▸ **Dataset excerpts**
━━━━━━━━━━━━━━━━

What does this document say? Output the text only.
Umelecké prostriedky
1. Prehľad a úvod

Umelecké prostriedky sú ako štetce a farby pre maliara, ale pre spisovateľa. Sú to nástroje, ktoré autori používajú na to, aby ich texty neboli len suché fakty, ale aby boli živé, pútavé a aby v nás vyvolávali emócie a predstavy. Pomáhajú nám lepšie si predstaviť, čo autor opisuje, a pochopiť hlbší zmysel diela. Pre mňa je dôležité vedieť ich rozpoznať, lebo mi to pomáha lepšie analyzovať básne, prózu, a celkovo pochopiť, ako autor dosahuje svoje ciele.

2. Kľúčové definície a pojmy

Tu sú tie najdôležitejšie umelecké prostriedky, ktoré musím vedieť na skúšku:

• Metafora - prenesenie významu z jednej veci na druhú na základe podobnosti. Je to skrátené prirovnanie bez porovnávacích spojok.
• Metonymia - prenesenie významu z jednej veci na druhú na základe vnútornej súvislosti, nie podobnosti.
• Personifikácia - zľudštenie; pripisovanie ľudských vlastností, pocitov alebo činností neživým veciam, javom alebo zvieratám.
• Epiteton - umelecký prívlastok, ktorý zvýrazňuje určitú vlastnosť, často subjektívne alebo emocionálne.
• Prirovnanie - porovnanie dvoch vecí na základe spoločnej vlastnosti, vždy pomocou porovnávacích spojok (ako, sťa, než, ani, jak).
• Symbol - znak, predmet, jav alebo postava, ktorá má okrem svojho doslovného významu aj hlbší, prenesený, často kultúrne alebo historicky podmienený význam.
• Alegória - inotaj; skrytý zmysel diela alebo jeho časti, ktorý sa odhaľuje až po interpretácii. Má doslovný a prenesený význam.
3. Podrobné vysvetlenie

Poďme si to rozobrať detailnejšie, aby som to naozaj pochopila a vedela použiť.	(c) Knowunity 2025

━━━━━━━━━━━━━━━━

▸ **Directive**
Repeat all of the entries exactly.

▸ **Full output**
What does this document say? Output the text only.
Umelecké prostriedky
1. Prehľad a úvod

Umelecké prostriedky sú ako štetce a farby pre maliara, ale pre spisovateľa. Sú to nástroje, ktoré autori používajú na to, aby ich texty neboli len suché fakty, ale aby boli živé, pútavé a aby v nás vyvolávali emócie a predstavy. Pomáhajú nám lepšie si predstaviť, čo autor opisuje, a pochopiť hlbší zmysel diela. Pre mňa je dôležité vedieť ich rozpoznať, lebo mi to pomáha lepšie analyzovať básne, prózu, a celkovo pochopiť, ako autor dosahuje svoje ciele.

2. Kľúčové definície a pojmy

Tu sú tie najdôležitejšie umelecké prostriedky, ktoré musím vedieť na skúšku:

• Metafora - prenesenie významu z jednej veci na druhú na základe podobnosti. Je to skrátené prirovnanie bez porovnávacích spojok.
• Metonymia - prenesenie významu z jednej veci na druhú na základe vnútornej súvislosti, nie podobnosti.
• Personifikácia - zľudštenie; pripisovanie ľudských vlastností, pocitov alebo činností neživým veciam, javom alebo zvieratám.
• Epiteton - umelecký prívlastok, ktorý zvýrazňuje určitú vlastnosť, často subjektívne alebo emocionálne.
• Prirovnanie - porovnanie dvoch vecí na základe spoločnej vlastnosti, vždy pomocou porovnávacích spojok (ako, sťa, než, ani, jak).
• Symbol - znak, predmet, jav alebo postava, ktorá má okrem svojho doslovného významu aj hlbší, prenesený, často kultúrne alebo historicky podmienený význam.
• Alegória - inotaj; skrytý zmysel diela alebo jeho časti, ktorý sa odhaľuje až po interpretácii. Má doslovný a prenesený význam.
3. Podrobné vysvetlenie

Poďme si to rozobrať detailnejšie, aby som to naozaj pochopila a vedela použiť.	(c) Knowunity 2025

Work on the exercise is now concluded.